* start Material shown *

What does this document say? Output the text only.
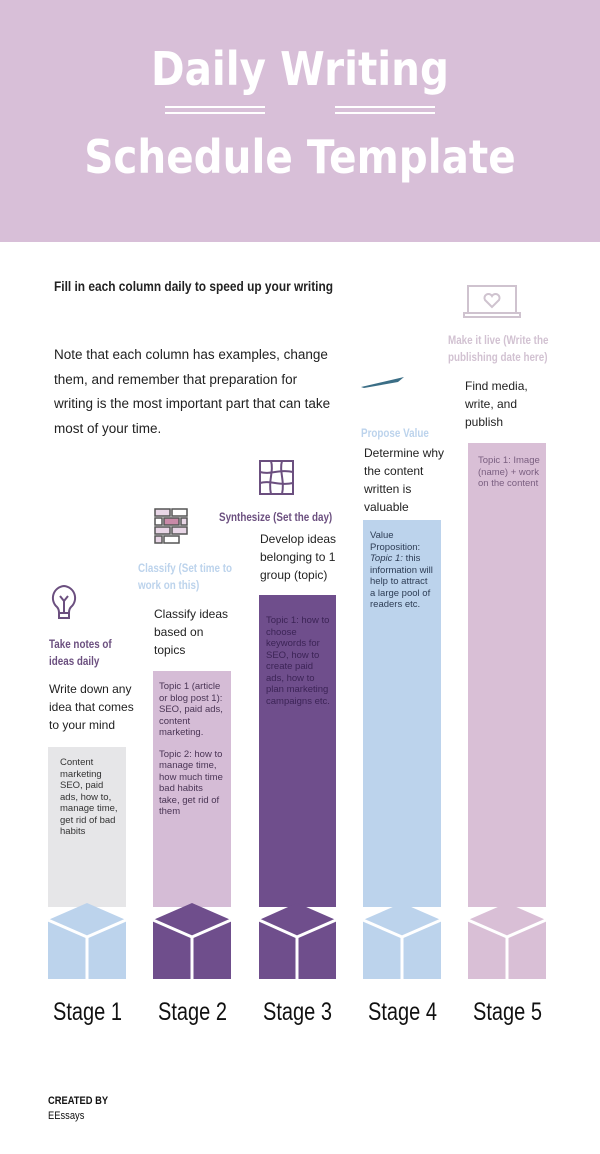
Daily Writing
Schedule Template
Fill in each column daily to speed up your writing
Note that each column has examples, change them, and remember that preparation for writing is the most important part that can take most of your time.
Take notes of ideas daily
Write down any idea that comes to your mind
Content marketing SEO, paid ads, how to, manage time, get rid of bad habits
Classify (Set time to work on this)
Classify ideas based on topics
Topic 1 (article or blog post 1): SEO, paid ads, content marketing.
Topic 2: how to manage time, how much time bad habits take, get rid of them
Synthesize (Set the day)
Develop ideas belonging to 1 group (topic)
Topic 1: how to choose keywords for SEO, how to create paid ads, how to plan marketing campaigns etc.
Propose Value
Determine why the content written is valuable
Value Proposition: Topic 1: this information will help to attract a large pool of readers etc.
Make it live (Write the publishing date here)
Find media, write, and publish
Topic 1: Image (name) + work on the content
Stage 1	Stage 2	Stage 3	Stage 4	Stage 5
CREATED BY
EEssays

* end Material shown *
* start Material shown *

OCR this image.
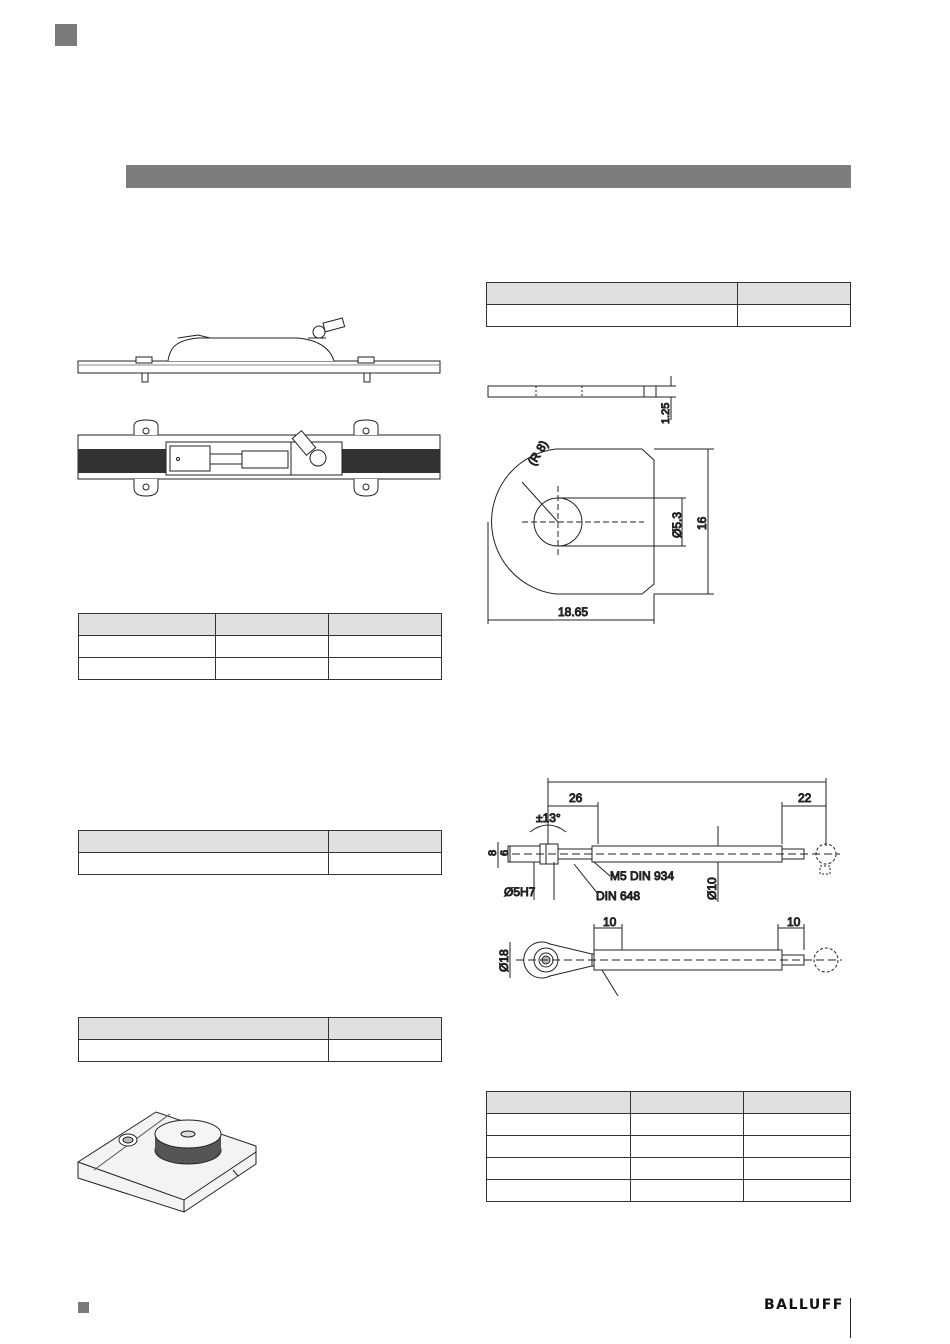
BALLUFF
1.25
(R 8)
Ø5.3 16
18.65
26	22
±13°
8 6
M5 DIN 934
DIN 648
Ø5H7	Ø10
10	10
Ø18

* end Material shown *

Give only the count of lines in this material that contain the string "work".

= Written answer =
2